Work to complete. Return every entry exactly as written.

[Dataset entries]
= = = =

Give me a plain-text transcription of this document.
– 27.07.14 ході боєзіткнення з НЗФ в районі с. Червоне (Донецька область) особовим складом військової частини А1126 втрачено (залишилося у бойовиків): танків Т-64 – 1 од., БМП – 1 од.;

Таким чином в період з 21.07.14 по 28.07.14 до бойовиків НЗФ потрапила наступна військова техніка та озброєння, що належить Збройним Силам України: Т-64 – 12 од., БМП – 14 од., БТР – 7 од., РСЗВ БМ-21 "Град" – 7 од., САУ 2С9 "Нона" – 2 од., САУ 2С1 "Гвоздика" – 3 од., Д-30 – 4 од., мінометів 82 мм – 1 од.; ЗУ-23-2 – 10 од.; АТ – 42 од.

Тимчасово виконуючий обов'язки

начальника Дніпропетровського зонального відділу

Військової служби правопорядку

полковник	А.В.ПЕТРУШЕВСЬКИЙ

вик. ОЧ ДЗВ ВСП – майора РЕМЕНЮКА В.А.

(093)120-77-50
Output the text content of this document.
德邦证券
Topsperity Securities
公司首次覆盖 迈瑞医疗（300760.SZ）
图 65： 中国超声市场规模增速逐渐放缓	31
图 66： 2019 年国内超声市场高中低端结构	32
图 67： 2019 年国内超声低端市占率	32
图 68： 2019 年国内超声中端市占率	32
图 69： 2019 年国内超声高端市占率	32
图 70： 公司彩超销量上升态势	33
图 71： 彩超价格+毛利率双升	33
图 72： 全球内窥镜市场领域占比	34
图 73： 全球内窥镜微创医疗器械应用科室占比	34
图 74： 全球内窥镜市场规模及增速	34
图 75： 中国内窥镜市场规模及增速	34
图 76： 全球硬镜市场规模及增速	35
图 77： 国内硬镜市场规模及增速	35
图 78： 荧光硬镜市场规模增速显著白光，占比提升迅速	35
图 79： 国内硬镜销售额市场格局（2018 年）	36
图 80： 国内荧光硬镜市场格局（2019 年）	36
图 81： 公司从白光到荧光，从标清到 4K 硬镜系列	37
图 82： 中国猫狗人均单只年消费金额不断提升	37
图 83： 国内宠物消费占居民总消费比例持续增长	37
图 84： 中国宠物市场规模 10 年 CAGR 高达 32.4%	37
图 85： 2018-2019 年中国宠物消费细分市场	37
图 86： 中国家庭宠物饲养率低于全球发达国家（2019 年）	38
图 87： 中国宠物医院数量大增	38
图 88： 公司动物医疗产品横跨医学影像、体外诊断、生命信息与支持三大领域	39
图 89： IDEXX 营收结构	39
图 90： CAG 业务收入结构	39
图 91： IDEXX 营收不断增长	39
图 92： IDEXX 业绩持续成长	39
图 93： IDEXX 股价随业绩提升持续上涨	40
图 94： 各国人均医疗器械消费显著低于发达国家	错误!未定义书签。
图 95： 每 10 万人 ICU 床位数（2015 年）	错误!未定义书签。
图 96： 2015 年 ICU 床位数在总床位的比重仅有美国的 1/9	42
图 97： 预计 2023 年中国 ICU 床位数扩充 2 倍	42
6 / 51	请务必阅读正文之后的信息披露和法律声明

= = = =

Answer to the exercise.
Give me a plain-text transcription of this document.
– 27.07.14 ході боєзіткнення з НЗФ в районі с. Червоне (Донецька область) особовим складом військової частини А1126 втрачено (залишилося у бойовиків): танків Т-64 – 1 од., БМП – 1 од.;

Таким чином в період з 21.07.14 по 28.07.14 до бойовиків НЗФ потрапила наступна військова техніка та озброєння, що належить Збройним Силам України: Т-64 – 12 од., БМП – 14 од., БТР – 7 од., РСЗВ БМ-21 "Град" – 7 од., САУ 2С9 "Нона" – 2 од., САУ 2С1 "Гвоздика" – 3 од., Д-30 – 4 од., мінометів 82 мм – 1 од.; ЗУ-23-2 – 10 од.; АТ – 42 од.

Тимчасово виконуючий обов'язки

начальника Дніпропетровського зонального відділу

Військової служби правопорядку

полковник	А.В.ПЕТРУШЕВСЬКИЙ

вик. ОЧ ДЗВ ВСП – майора РЕМЕНЮКА В.А.

(093)120-77-50
Output the text content of this document.
德邦证券
Topsperity Securities
公司首次覆盖 迈瑞医疗（300760.SZ）
图 65： 中国超声市场规模增速逐渐放缓	31
图 66： 2019 年国内超声市场高中低端结构	32
图 67： 2019 年国内超声低端市占率	32
图 68： 2019 年国内超声中端市占率	32
图 69： 2019 年国内超声高端市占率	32
图 70： 公司彩超销量上升态势	33
图 71： 彩超价格+毛利率双升	33
图 72： 全球内窥镜市场领域占比	34
图 73： 全球内窥镜微创医疗器械应用科室占比	34
图 74： 全球内窥镜市场规模及增速	34
图 75： 中国内窥镜市场规模及增速	34
图 76： 全球硬镜市场规模及增速	35
图 77： 国内硬镜市场规模及增速	35
图 78： 荧光硬镜市场规模增速显著白光，占比提升迅速	35
图 79： 国内硬镜销售额市场格局（2018 年）	36
图 80： 国内荧光硬镜市场格局（2019 年）	36
图 81： 公司从白光到荧光，从标清到 4K 硬镜系列	37
图 82： 中国猫狗人均单只年消费金额不断提升	37
图 83： 国内宠物消费占居民总消费比例持续增长	37
图 84： 中国宠物市场规模 10 年 CAGR 高达 32.4%	37
图 85： 2018-2019 年中国宠物消费细分市场	37
图 86： 中国家庭宠物饲养率低于全球发达国家（2019 年）	38
图 87： 中国宠物医院数量大增	38
图 88： 公司动物医疗产品横跨医学影像、体外诊断、生命信息与支持三大领域	39
图 89： IDEXX 营收结构	39
图 90： CAG 业务收入结构	39
图 91： IDEXX 营收不断增长	39
图 92： IDEXX 业绩持续成长	39
图 93： IDEXX 股价随业绩提升持续上涨	40
图 94： 各国人均医疗器械消费显著低于发达国家	错误!未定义书签。
图 95： 每 10 万人 ICU 床位数（2015 年）	错误!未定义书签。
图 96： 2015 年 ICU 床位数在总床位的比重仅有美国的 1/9	42
图 97： 预计 2023 年中国 ICU 床位数扩充 2 倍	42
6 / 51	请务必阅读正文之后的信息披露和法律声明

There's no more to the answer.